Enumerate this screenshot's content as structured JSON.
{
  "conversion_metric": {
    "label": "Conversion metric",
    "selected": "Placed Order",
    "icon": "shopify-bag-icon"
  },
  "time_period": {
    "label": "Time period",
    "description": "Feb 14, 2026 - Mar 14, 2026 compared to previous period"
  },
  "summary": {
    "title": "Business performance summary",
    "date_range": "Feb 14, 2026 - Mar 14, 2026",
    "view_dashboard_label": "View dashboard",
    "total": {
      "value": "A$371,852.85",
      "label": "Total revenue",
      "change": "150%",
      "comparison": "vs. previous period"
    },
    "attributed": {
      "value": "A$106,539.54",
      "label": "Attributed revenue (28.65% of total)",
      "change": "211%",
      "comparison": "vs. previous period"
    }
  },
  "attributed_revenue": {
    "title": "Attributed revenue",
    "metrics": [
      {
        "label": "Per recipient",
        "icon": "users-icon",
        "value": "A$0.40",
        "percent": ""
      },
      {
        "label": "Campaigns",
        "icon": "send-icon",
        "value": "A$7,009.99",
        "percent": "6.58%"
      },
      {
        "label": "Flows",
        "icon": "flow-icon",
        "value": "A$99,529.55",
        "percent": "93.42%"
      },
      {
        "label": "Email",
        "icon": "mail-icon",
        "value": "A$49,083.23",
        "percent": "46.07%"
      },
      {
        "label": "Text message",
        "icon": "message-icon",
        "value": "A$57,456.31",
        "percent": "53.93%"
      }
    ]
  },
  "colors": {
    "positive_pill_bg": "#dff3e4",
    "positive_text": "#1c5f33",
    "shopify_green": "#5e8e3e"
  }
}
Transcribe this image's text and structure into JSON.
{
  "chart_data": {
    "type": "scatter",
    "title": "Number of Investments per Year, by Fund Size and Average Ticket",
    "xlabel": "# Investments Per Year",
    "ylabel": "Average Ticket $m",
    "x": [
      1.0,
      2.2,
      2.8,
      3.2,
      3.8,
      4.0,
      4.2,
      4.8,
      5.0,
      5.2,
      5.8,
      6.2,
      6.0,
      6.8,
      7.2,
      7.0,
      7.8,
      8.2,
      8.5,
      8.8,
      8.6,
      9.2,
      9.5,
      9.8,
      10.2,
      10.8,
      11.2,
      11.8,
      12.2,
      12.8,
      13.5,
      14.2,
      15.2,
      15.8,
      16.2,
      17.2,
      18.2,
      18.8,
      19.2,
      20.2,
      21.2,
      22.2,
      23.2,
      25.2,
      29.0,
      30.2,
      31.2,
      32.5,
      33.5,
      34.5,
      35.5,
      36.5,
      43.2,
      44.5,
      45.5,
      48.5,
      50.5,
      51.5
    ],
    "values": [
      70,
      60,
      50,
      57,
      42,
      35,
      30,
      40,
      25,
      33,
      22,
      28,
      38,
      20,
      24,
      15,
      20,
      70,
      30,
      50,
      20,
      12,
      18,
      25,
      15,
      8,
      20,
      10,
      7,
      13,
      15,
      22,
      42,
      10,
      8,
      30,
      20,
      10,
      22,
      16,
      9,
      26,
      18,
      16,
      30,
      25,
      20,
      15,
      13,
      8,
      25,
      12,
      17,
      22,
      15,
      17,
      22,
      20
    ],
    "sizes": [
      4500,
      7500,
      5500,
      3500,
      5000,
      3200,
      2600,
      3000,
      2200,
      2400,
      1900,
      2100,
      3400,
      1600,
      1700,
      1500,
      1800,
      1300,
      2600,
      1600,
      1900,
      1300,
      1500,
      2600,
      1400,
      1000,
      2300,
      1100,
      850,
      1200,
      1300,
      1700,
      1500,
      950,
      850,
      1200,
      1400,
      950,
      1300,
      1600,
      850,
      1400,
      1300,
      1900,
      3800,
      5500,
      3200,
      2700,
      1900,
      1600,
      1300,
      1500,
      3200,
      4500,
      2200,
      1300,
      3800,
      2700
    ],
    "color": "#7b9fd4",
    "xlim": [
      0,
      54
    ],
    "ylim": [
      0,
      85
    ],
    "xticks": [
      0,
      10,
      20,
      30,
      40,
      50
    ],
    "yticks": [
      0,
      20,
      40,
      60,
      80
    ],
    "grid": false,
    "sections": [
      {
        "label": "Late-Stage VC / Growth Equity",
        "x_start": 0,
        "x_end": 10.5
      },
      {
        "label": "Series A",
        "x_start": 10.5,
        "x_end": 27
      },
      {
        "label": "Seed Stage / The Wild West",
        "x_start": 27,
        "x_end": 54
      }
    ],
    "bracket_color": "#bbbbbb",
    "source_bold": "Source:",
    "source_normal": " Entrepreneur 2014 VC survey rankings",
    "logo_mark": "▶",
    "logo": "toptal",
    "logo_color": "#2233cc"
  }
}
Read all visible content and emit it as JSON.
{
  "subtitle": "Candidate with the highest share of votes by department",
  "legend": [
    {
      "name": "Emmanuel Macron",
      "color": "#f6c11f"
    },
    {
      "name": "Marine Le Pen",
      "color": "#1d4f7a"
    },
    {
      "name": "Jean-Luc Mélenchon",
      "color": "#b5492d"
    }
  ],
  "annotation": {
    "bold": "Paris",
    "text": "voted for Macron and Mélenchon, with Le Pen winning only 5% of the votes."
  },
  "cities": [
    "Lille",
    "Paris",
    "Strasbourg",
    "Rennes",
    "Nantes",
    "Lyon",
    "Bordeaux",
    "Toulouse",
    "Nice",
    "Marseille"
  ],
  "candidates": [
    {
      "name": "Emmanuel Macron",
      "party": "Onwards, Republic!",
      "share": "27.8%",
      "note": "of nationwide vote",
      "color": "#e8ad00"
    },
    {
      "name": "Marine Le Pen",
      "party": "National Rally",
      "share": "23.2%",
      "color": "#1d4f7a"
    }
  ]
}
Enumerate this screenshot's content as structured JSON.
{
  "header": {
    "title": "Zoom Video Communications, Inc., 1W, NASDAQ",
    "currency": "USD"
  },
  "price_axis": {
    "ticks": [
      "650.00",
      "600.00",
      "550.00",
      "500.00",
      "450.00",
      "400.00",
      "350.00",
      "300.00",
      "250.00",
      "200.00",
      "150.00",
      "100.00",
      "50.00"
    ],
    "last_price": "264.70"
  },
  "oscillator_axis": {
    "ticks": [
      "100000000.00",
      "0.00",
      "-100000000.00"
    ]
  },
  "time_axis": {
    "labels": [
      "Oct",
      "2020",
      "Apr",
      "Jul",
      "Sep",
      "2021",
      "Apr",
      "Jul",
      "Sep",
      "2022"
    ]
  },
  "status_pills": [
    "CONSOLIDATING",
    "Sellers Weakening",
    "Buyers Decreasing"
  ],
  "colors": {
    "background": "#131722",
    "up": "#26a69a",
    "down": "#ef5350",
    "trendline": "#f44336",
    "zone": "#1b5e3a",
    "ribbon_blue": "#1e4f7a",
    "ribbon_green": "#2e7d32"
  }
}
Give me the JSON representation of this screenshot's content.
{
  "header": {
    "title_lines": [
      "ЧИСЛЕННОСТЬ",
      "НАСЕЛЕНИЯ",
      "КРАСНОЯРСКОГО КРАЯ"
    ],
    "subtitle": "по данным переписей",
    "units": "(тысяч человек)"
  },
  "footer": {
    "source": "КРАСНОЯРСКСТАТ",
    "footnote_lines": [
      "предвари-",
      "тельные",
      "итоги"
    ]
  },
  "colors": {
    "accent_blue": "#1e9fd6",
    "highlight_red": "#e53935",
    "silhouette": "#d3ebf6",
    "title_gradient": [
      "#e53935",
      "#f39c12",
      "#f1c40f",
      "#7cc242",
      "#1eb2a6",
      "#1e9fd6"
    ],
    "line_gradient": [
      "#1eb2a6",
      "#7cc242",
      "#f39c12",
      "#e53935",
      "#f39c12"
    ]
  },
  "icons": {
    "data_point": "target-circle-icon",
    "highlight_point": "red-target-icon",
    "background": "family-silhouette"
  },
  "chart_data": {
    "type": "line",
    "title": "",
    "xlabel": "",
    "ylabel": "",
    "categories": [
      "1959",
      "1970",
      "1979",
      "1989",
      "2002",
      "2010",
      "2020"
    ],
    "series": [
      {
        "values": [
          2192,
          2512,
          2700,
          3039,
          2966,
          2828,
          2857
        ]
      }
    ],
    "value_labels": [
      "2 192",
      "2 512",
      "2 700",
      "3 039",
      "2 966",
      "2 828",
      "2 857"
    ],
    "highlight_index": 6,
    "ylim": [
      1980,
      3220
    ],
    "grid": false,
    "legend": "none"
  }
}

****

Job => Scan the material above. Return every line containing the string "Average".

Response =>
    "title": "Number of Investments per Year, by Fund Size and Average Ticket",
    "ylabel": "Average Ticket $m",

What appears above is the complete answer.